» DATASET CONTENT:
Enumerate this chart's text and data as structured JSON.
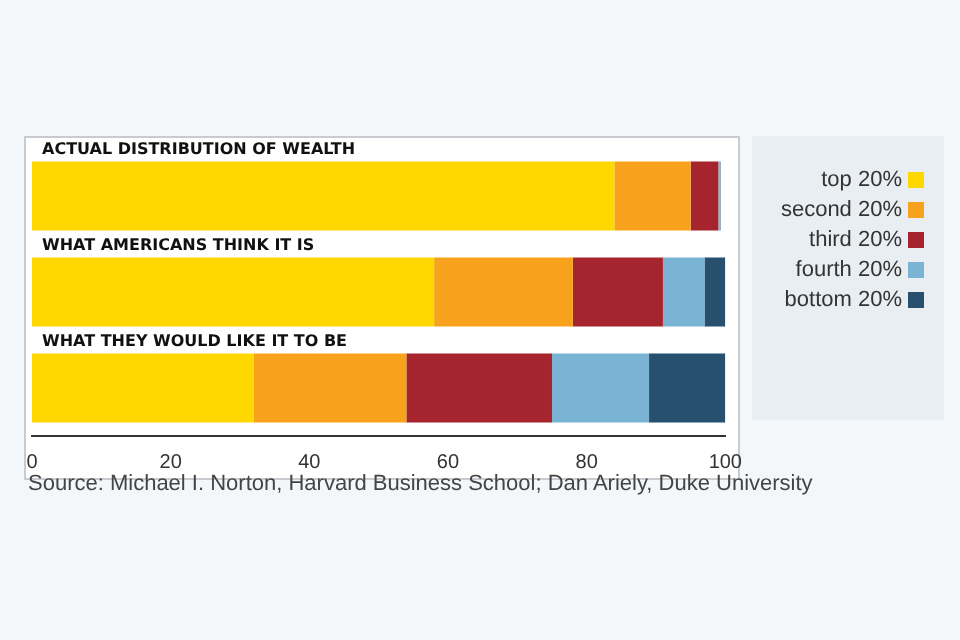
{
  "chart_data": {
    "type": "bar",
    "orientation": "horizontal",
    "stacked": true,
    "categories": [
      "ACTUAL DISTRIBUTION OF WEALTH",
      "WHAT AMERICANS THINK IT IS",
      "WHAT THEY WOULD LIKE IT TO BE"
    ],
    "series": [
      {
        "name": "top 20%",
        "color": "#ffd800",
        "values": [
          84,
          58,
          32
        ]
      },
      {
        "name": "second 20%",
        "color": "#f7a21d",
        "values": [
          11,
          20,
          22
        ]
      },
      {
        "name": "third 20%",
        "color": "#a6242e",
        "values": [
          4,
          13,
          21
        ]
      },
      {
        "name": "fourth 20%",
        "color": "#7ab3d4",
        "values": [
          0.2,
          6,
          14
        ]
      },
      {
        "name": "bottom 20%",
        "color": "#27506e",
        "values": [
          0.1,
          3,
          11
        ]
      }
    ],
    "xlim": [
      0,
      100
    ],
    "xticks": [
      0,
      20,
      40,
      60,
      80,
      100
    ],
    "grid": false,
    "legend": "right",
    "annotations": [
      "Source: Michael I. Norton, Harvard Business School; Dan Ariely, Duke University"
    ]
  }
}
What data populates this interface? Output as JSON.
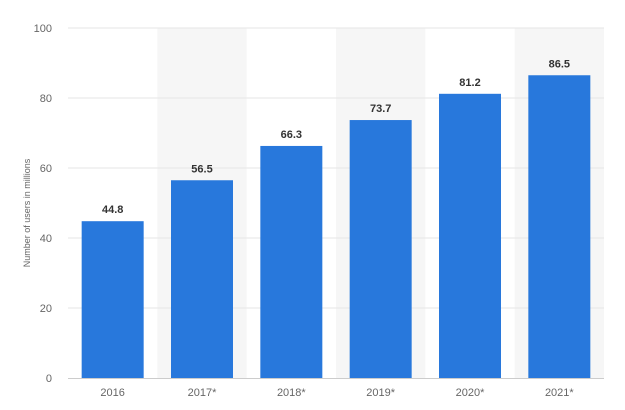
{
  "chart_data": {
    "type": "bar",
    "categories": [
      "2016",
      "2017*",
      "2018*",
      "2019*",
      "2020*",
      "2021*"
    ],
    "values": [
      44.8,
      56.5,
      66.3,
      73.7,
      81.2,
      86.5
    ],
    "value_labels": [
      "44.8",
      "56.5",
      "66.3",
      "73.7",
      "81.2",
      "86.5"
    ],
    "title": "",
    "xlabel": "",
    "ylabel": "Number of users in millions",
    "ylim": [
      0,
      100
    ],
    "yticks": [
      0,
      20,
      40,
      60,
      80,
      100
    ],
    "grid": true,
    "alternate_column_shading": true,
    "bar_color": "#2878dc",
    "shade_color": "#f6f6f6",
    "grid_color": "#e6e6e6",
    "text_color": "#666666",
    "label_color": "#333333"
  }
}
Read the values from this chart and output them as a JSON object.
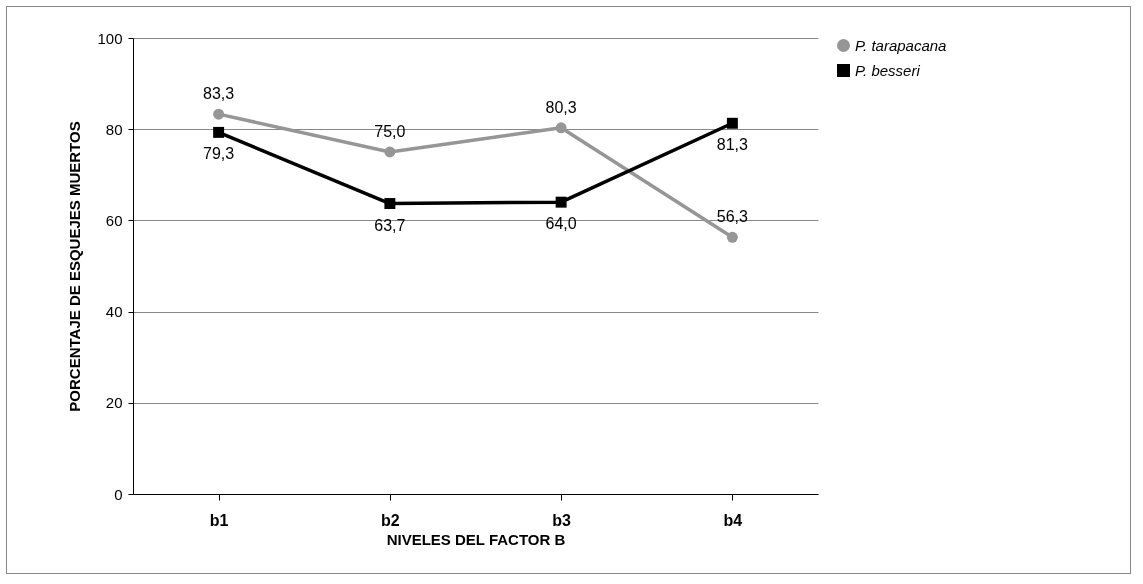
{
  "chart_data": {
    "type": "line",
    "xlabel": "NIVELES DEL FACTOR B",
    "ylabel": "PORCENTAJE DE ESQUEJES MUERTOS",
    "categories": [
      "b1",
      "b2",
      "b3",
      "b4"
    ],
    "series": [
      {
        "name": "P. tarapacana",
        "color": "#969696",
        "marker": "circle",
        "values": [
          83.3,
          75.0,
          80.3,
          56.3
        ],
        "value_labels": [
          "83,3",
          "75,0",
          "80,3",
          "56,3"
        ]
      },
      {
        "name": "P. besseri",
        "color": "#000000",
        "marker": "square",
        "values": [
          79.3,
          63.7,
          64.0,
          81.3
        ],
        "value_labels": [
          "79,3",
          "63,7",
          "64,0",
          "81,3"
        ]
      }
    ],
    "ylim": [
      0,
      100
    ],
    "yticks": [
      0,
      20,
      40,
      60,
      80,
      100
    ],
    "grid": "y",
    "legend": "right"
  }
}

» WHAT IS NEEDED: Collect every line from the records above that contains the word "name".

» EXERCISE OUTPUT:
        "name": "top 20%",
        "name": "second 20%",
        "name": "third 20%",
        "name": "fourth 20%",
        "name": "bottom 20%",
        "name": "P. tarapacana",
        "name": "P. besseri",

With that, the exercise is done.